## Supplied material
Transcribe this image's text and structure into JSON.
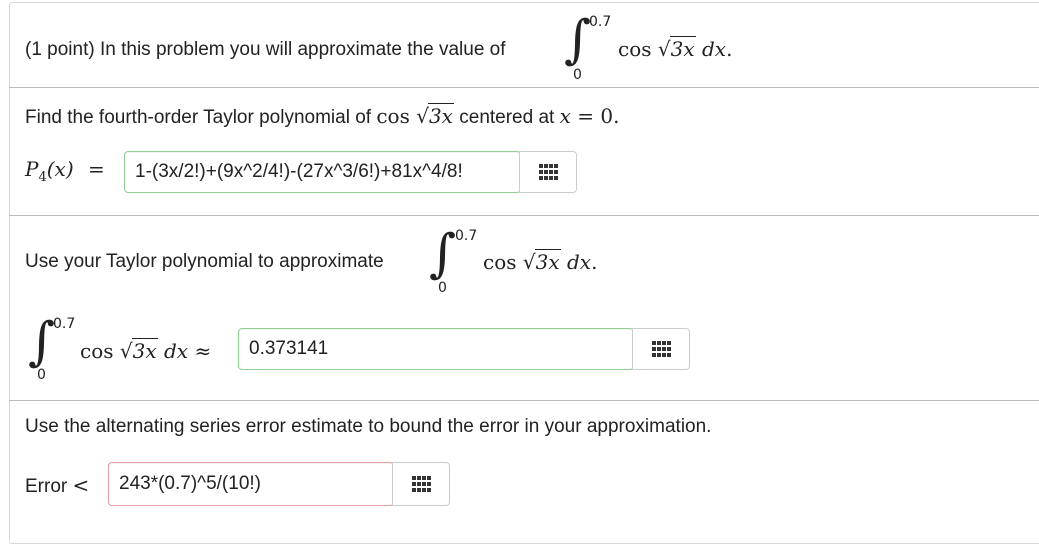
{
  "intro": {
    "text": "(1 point) In this problem you will approximate the value of",
    "integral": {
      "upper": "0.7",
      "lower": "0",
      "integrand_fn": "cos",
      "radicand": "3x",
      "differential": "dx",
      "end": "."
    }
  },
  "part1": {
    "text_before": "Find the fourth-order Taylor polynomial of",
    "fn": "cos",
    "radicand": "3x",
    "text_after": "centered at",
    "var": "x",
    "eq": "=",
    "center": "0.",
    "label_P": "P",
    "label_sub": "4",
    "label_arg": "(x)",
    "label_eq": "=",
    "answer": "1-(3x/2!)+(9x^2/4!)-(27x^3/6!)+81x^4/8!"
  },
  "part2": {
    "text": "Use your Taylor polynomial to approximate",
    "integral": {
      "upper": "0.7",
      "lower": "0",
      "integrand_fn": "cos",
      "radicand": "3x",
      "differential": "dx",
      "end": "."
    },
    "approx_sym": "≈",
    "answer": "0.373141"
  },
  "part3": {
    "text": "Use the alternating series error estimate to bound the error in your approximation.",
    "label": "Error",
    "lt": "<",
    "answer": "243*(0.7)^5/(10!)"
  },
  "colors": {
    "correct_border": "#8fcf8f",
    "incorrect_border": "#e7a0a0"
  },
  "icons": {
    "palette": "equation-editor-grid-icon"
  }
}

## The problem
Leave the images out, please, and restate each line word for word.

## Solution
Transcribe this image's text and structure into JSON.
{
  "intro": {
    "text": "(1 point) In this problem you will approximate the value of",
    "integral": {
      "upper": "0.7",
      "lower": "0",
      "integrand_fn": "cos",
      "radicand": "3x",
      "differential": "dx",
      "end": "."
    }
  },
  "part1": {
    "text_before": "Find the fourth-order Taylor polynomial of",
    "fn": "cos",
    "radicand": "3x",
    "text_after": "centered at",
    "var": "x",
    "eq": "=",
    "center": "0.",
    "label_P": "P",
    "label_sub": "4",
    "label_arg": "(x)",
    "label_eq": "=",
    "answer": "1-(3x/2!)+(9x^2/4!)-(27x^3/6!)+81x^4/8!"
  },
  "part2": {
    "text": "Use your Taylor polynomial to approximate",
    "integral": {
      "upper": "0.7",
      "lower": "0",
      "integrand_fn": "cos",
      "radicand": "3x",
      "differential": "dx",
      "end": "."
    },
    "approx_sym": "≈",
    "answer": "0.373141"
  },
  "part3": {
    "text": "Use the alternating series error estimate to bound the error in your approximation.",
    "label": "Error",
    "lt": "<",
    "answer": "243*(0.7)^5/(10!)"
  },
  "colors": {
    "correct_border": "#8fcf8f",
    "incorrect_border": "#e7a0a0"
  },
  "icons": {
    "palette": "equation-editor-grid-icon"
  }
}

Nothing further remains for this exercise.